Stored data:
——

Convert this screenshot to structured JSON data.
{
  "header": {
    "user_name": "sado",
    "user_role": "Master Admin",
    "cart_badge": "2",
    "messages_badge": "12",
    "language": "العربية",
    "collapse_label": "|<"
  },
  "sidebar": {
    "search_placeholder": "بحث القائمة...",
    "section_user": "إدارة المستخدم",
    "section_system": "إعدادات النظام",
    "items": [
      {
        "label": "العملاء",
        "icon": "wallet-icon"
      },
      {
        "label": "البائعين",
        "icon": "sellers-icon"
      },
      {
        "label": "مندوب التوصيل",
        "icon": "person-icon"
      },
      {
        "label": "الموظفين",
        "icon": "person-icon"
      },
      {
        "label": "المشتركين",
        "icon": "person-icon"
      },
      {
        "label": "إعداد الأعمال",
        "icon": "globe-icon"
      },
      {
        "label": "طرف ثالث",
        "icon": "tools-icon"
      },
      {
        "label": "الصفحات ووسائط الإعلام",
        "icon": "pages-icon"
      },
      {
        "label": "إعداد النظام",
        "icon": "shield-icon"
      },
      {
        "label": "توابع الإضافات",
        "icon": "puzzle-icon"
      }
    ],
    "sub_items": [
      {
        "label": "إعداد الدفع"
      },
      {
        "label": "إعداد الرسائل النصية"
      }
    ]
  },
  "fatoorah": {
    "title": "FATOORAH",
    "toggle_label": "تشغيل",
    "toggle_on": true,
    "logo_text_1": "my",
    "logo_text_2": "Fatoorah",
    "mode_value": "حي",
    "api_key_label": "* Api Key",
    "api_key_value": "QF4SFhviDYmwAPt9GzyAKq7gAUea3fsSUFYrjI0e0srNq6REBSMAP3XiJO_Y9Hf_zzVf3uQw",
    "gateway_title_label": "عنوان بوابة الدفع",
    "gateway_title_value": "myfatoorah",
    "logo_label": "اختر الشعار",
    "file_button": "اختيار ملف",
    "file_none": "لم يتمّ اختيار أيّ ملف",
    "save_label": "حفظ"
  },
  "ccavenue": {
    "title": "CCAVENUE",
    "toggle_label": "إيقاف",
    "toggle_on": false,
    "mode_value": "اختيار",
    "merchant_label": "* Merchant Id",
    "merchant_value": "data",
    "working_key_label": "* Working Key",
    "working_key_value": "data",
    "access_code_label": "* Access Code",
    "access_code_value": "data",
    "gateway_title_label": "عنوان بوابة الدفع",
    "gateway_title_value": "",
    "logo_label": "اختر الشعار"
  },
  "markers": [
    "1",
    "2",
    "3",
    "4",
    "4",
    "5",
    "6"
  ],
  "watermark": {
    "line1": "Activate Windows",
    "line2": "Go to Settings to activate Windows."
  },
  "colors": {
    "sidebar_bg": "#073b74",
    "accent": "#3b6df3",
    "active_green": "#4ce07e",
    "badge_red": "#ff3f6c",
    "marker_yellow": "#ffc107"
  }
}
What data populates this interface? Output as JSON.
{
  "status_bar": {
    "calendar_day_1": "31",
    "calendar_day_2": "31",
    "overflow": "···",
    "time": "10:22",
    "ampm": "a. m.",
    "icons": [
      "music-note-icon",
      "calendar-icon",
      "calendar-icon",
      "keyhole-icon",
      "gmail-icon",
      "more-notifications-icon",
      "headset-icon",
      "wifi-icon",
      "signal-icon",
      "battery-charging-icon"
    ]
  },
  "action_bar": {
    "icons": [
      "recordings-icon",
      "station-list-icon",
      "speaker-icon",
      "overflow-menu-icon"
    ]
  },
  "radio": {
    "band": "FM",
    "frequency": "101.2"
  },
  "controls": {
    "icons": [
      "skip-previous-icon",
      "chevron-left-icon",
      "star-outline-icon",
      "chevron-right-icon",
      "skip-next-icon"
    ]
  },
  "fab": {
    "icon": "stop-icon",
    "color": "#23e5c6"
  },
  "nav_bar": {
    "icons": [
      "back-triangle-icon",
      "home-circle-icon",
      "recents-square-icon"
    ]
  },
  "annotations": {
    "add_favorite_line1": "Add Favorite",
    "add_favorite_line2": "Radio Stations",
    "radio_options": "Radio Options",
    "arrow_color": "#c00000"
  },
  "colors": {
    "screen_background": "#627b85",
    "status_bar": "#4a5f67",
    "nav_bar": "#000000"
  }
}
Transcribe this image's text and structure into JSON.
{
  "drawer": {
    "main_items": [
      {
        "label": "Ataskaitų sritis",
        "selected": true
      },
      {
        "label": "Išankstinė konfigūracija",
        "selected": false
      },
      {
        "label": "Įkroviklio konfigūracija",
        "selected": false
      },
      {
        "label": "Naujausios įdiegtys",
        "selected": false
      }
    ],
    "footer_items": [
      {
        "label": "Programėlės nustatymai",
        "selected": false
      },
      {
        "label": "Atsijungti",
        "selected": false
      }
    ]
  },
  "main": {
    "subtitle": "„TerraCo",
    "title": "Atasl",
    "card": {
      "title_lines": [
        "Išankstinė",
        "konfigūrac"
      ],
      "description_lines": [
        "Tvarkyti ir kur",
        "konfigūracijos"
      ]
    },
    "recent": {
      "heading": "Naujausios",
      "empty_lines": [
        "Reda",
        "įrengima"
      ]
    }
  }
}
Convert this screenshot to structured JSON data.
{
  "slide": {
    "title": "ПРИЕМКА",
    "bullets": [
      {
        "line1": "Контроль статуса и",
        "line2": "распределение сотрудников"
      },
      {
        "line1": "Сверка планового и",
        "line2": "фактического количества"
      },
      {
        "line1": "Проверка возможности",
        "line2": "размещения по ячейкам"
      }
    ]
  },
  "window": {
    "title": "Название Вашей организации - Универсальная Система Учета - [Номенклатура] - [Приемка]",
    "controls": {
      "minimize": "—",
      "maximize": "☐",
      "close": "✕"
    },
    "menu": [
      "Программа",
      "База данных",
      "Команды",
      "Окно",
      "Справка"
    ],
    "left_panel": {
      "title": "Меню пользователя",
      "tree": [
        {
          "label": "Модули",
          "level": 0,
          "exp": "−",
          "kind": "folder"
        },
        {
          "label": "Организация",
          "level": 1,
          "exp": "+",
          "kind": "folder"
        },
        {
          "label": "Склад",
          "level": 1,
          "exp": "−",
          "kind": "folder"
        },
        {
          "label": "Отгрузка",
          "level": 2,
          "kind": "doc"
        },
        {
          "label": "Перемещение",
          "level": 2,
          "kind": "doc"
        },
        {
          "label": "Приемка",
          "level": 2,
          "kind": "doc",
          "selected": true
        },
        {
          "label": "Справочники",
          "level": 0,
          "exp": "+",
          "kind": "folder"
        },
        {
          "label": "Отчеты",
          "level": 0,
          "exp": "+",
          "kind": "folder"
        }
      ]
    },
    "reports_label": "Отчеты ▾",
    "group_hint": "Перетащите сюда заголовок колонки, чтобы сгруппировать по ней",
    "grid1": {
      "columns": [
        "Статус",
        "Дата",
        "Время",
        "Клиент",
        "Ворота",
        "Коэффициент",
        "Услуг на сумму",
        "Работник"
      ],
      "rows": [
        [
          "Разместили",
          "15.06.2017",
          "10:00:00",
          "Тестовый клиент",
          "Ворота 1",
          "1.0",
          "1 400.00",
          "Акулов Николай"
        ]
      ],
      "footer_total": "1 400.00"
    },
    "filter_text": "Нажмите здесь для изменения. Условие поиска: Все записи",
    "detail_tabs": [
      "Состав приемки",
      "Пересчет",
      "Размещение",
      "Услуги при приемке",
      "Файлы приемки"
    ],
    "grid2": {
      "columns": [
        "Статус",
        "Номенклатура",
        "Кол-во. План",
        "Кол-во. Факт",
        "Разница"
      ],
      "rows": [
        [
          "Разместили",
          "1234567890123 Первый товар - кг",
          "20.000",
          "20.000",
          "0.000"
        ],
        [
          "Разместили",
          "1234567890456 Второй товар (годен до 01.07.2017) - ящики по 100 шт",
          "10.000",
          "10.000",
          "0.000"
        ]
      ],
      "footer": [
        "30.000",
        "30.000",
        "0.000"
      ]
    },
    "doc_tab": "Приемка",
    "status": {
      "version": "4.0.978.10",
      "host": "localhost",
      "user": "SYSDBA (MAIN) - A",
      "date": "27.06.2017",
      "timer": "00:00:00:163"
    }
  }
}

——

### STATED TASK
Note how many lines in the listing above hold the string "Išankstinė", then give only that figure.

### SOLUTION BELOW
2